-- START OF Listing --

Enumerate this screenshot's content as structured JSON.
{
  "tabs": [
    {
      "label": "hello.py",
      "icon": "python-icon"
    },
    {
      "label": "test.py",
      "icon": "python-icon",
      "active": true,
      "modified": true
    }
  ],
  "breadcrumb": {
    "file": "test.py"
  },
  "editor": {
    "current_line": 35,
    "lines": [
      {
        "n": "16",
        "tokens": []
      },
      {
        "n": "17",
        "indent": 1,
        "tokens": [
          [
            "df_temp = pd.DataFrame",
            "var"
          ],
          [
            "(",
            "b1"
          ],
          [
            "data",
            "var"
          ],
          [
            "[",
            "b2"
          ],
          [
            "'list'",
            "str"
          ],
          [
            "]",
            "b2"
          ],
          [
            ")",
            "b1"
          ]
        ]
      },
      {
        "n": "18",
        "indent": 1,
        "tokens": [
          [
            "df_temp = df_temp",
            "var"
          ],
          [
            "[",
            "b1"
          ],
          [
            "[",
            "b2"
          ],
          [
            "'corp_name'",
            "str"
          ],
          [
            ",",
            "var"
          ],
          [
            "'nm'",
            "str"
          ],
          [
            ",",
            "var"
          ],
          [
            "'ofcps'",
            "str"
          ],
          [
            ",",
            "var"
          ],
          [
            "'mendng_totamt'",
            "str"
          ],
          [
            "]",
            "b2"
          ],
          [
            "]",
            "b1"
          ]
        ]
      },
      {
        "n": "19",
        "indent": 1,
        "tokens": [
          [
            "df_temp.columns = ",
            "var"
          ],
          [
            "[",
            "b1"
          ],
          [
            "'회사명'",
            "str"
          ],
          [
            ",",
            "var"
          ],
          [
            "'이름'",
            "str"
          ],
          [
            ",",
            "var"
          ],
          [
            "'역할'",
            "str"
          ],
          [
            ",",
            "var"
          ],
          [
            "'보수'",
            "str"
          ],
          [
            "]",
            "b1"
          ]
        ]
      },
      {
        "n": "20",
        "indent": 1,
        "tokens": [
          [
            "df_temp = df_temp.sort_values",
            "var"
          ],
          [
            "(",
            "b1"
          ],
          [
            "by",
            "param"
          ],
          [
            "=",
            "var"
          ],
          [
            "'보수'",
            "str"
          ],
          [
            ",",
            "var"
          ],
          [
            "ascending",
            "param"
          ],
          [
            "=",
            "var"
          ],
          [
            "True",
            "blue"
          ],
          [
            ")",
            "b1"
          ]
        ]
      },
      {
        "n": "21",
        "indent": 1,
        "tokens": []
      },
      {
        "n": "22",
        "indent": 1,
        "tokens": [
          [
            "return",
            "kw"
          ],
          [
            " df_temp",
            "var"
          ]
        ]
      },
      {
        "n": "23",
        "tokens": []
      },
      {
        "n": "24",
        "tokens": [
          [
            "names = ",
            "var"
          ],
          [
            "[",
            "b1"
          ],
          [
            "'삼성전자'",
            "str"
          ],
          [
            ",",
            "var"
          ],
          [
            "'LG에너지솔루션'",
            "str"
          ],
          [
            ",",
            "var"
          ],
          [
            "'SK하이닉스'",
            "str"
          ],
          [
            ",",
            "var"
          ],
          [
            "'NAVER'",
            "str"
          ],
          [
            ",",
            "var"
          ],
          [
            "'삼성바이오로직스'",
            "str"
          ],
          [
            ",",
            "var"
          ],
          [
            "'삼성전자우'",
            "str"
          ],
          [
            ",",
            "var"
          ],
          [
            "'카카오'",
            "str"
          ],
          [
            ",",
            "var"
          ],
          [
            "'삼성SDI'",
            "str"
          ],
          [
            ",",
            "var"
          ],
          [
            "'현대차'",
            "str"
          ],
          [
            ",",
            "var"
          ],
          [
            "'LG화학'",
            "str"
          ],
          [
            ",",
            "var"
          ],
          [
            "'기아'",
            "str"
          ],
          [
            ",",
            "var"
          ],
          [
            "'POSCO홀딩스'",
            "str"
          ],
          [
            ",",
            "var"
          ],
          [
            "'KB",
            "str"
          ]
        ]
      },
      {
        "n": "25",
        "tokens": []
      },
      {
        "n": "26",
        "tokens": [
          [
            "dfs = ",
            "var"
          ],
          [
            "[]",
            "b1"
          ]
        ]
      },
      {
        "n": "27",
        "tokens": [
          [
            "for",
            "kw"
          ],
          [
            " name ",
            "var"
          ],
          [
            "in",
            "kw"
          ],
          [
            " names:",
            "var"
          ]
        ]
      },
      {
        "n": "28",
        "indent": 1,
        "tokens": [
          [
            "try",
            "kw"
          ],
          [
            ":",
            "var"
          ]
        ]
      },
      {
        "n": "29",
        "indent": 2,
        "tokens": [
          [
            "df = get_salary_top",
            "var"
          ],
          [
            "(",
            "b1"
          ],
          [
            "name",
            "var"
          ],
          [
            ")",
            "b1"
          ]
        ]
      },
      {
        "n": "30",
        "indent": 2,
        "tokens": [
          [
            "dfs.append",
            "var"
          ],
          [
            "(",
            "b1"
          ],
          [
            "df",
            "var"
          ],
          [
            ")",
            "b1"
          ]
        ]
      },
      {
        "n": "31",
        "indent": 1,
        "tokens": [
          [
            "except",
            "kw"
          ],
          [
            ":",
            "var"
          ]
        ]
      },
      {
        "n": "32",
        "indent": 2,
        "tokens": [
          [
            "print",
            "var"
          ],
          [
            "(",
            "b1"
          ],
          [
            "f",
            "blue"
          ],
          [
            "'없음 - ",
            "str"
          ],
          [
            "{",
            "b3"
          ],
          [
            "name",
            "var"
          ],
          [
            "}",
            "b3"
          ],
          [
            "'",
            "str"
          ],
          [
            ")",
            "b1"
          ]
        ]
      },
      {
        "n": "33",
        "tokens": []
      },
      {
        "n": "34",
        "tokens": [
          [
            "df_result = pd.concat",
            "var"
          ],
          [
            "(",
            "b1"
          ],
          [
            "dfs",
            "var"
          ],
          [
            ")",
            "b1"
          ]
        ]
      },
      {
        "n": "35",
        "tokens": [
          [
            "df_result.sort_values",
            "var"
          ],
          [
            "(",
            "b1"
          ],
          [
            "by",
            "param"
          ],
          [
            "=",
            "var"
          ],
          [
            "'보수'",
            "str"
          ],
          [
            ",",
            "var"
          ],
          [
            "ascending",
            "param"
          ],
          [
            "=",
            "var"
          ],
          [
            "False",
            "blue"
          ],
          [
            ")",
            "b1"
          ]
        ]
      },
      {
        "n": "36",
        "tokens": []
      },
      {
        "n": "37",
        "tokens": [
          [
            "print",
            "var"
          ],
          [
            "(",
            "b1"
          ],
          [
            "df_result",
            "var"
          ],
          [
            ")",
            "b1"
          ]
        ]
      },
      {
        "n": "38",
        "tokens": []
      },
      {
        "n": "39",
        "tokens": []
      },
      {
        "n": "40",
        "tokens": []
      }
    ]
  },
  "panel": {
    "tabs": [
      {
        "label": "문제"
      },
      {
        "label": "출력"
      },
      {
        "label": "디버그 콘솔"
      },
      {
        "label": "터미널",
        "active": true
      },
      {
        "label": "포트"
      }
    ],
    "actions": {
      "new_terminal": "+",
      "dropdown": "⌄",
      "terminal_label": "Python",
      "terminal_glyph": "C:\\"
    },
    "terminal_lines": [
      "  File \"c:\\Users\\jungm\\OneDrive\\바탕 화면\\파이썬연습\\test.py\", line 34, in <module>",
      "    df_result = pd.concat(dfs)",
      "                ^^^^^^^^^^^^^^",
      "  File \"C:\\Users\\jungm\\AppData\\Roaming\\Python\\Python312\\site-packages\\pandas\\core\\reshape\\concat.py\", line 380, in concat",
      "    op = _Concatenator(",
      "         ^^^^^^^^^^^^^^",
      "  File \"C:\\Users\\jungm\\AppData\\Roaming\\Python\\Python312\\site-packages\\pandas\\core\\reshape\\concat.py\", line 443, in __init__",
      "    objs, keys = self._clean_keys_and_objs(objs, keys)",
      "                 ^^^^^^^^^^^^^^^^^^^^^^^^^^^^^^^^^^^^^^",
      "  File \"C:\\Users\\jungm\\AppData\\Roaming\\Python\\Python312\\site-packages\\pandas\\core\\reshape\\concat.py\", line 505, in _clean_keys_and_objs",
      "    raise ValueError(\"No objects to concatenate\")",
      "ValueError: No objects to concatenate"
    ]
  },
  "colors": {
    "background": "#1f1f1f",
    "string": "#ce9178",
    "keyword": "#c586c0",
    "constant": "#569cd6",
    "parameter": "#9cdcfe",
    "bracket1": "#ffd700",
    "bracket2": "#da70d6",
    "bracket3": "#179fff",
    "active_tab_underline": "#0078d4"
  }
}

-- END OF Listing --

• _What you have to do_: Scan the material above. Copy each line that holds the word "jungm".

• _Response_:
      "  File \"c:\\Users\\jungm\\OneDrive\\바탕 화면\\파이썬연습\\test.py\", line 34, in <module>",
      "  File \"C:\\Users\\jungm\\AppData\\Roaming\\Python\\Python312\\site-packages\\pandas\\core\\reshape\\concat.py\", line 380, in concat",
      "  File \"C:\\Users\\jungm\\AppData\\Roaming\\Python\\Python312\\site-packages\\pandas\\core\\reshape\\concat.py\", line 443, in __init__",
      "  File \"C:\\Users\\jungm\\AppData\\Roaming\\Python\\Python312\\site-packages\\pandas\\core\\reshape\\concat.py\", line 505, in _clean_keys_and_objs",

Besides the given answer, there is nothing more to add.